* [WRITTEN PROBLEM] Your answer should be one number: how many lines of the data include the string "paused"?
'''
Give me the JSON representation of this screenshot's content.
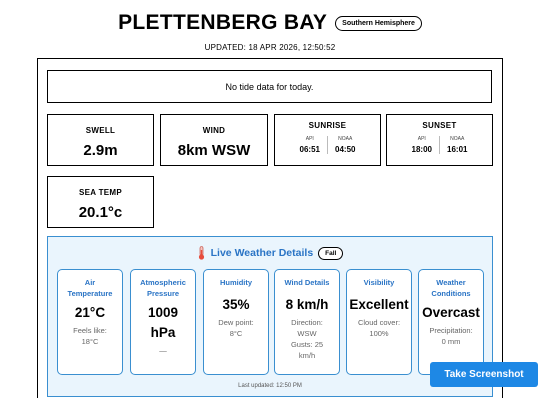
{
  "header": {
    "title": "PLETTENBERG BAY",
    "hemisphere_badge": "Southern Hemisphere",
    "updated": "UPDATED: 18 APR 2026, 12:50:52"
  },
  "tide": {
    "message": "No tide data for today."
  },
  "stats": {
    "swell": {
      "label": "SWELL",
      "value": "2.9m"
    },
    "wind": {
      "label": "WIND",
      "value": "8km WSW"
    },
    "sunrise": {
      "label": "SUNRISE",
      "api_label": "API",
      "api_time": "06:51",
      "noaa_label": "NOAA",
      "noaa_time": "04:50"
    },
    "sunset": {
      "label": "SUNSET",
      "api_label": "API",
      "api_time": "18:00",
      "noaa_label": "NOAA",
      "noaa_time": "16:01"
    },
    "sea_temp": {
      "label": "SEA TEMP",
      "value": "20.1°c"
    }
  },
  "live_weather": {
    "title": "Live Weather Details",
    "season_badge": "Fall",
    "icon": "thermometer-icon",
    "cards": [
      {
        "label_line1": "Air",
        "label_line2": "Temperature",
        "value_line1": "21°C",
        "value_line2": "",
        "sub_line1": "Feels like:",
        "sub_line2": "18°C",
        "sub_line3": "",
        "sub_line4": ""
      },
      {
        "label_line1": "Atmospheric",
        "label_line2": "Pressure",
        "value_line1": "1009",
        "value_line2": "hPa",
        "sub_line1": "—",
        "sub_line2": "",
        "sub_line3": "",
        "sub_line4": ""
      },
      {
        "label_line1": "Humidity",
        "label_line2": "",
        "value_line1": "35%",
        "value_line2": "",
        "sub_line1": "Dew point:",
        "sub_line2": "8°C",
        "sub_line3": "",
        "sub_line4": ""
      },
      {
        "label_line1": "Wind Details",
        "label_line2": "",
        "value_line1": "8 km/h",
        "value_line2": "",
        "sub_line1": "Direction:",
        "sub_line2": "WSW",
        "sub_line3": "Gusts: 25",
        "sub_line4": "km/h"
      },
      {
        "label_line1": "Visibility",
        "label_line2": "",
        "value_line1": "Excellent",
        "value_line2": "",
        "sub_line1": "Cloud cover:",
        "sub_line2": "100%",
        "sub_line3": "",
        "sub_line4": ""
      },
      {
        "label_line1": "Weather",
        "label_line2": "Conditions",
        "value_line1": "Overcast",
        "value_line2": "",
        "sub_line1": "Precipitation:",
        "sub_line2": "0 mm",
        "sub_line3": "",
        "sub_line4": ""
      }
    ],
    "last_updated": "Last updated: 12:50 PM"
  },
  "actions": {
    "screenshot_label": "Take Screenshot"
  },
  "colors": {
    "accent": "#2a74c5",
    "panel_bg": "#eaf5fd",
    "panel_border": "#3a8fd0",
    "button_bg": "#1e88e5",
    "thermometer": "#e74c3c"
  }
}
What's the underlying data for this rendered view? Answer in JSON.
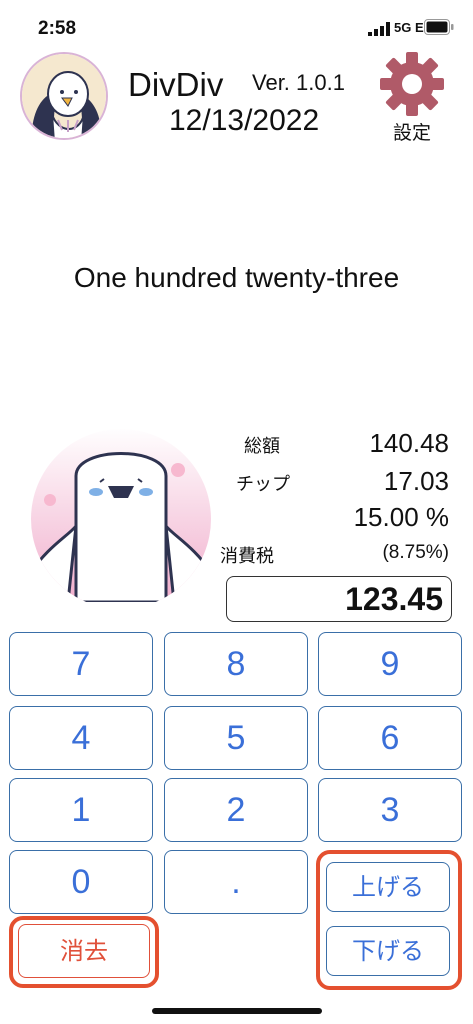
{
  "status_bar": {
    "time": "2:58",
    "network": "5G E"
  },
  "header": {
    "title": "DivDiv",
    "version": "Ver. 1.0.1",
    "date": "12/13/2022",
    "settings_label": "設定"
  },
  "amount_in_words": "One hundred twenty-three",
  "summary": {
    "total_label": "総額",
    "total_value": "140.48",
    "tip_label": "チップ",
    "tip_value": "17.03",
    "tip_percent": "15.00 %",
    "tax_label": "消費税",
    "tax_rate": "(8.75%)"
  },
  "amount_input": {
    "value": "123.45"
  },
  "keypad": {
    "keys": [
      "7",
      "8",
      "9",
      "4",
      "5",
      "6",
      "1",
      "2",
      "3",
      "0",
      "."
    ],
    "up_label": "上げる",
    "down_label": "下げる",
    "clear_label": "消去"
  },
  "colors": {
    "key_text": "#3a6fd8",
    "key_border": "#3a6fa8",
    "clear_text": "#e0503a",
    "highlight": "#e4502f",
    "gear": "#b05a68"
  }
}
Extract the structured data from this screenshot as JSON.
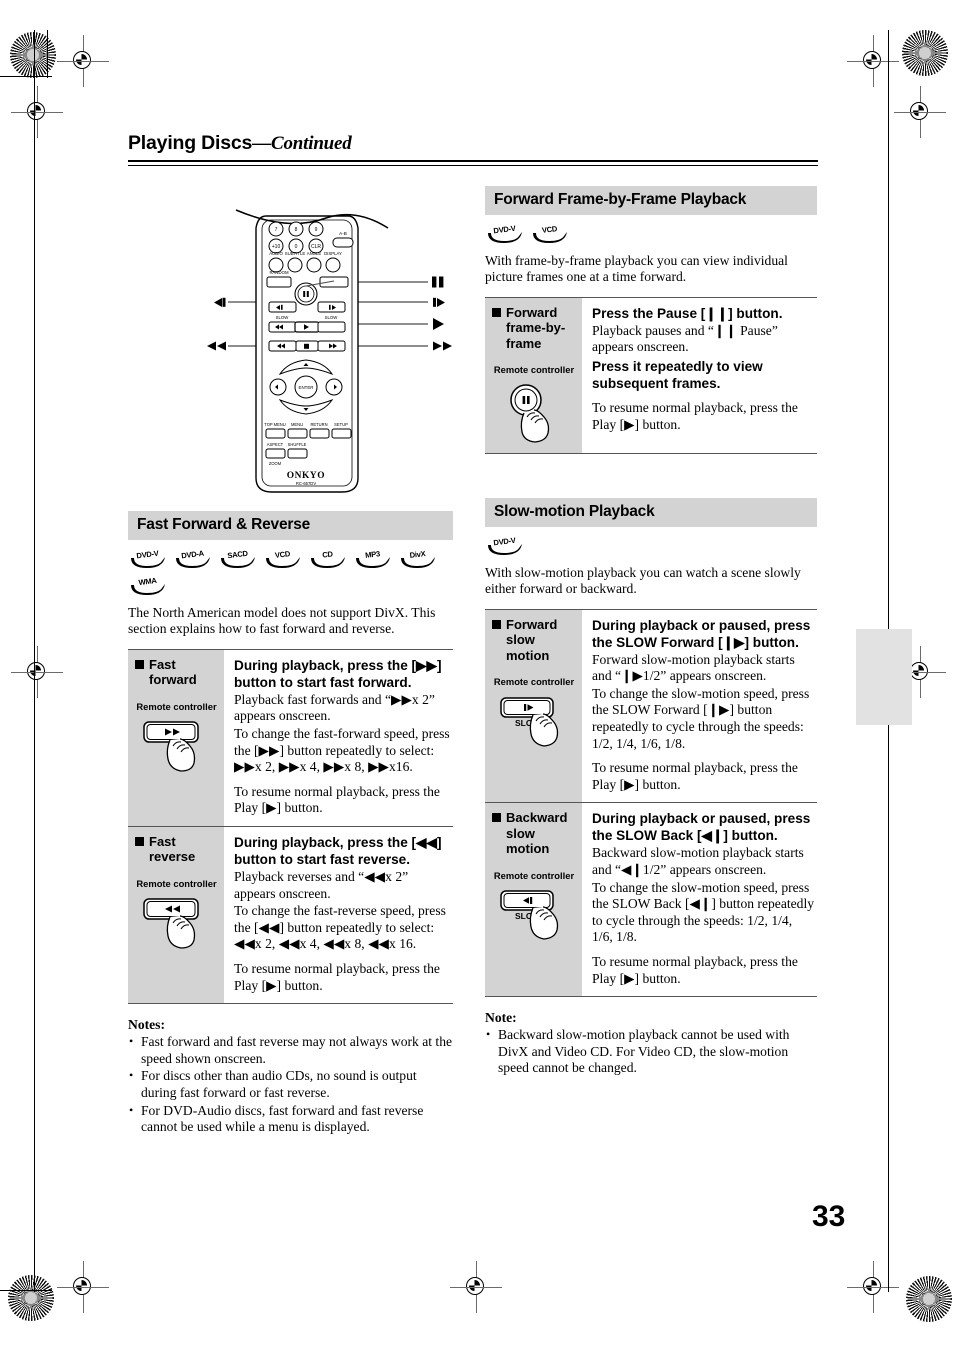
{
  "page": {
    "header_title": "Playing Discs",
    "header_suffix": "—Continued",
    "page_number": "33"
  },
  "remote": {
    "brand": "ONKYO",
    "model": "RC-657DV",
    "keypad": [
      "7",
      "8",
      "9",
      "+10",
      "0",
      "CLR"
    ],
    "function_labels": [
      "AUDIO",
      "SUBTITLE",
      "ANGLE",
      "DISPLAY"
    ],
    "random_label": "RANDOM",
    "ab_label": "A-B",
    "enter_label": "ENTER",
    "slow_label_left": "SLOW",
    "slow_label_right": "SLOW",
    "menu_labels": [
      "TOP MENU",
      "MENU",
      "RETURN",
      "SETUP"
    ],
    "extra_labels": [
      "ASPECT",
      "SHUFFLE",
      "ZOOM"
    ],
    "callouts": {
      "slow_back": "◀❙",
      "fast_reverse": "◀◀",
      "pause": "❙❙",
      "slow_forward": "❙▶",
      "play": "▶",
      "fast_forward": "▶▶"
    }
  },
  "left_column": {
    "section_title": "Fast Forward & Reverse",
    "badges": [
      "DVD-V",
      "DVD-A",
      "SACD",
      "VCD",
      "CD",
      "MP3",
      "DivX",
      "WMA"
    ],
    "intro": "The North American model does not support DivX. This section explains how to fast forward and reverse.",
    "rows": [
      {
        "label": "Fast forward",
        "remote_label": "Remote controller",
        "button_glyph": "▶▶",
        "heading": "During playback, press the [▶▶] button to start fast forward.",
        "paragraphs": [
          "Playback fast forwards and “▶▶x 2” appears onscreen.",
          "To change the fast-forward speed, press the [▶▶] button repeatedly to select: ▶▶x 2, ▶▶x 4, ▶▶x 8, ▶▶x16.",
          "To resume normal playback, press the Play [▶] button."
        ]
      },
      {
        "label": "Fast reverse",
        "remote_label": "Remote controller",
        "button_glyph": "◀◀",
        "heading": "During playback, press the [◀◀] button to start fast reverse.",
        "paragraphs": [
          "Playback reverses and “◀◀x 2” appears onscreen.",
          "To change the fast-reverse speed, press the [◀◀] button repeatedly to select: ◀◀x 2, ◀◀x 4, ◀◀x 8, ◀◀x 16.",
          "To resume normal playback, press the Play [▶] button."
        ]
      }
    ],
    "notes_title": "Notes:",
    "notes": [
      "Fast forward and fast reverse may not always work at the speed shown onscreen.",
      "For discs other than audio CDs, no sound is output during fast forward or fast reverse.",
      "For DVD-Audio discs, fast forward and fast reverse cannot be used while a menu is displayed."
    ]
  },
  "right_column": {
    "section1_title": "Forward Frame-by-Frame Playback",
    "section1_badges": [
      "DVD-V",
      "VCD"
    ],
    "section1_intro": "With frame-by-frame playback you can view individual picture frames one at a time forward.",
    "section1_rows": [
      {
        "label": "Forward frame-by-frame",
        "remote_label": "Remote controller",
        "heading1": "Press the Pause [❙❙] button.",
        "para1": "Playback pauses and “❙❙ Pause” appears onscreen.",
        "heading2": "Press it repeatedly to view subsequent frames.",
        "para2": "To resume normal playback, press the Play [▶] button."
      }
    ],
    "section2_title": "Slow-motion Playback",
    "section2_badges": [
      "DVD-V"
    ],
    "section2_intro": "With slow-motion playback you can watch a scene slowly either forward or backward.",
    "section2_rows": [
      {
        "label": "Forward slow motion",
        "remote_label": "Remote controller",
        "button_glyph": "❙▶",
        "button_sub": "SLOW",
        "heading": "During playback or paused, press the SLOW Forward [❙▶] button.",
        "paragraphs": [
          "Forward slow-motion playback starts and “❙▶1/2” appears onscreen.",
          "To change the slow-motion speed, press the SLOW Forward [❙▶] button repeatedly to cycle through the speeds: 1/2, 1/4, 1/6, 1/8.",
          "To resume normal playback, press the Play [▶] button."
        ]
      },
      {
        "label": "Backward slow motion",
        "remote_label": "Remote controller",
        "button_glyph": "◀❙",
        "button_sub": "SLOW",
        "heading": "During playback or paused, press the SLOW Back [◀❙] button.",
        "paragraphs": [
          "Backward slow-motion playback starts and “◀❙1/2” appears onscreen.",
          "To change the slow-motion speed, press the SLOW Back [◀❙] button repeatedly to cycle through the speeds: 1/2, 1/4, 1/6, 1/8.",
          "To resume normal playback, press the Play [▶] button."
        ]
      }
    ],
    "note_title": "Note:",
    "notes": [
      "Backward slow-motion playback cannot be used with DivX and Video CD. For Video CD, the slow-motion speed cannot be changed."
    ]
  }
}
'''
* [ANSWER TO THE PROBLEM] 2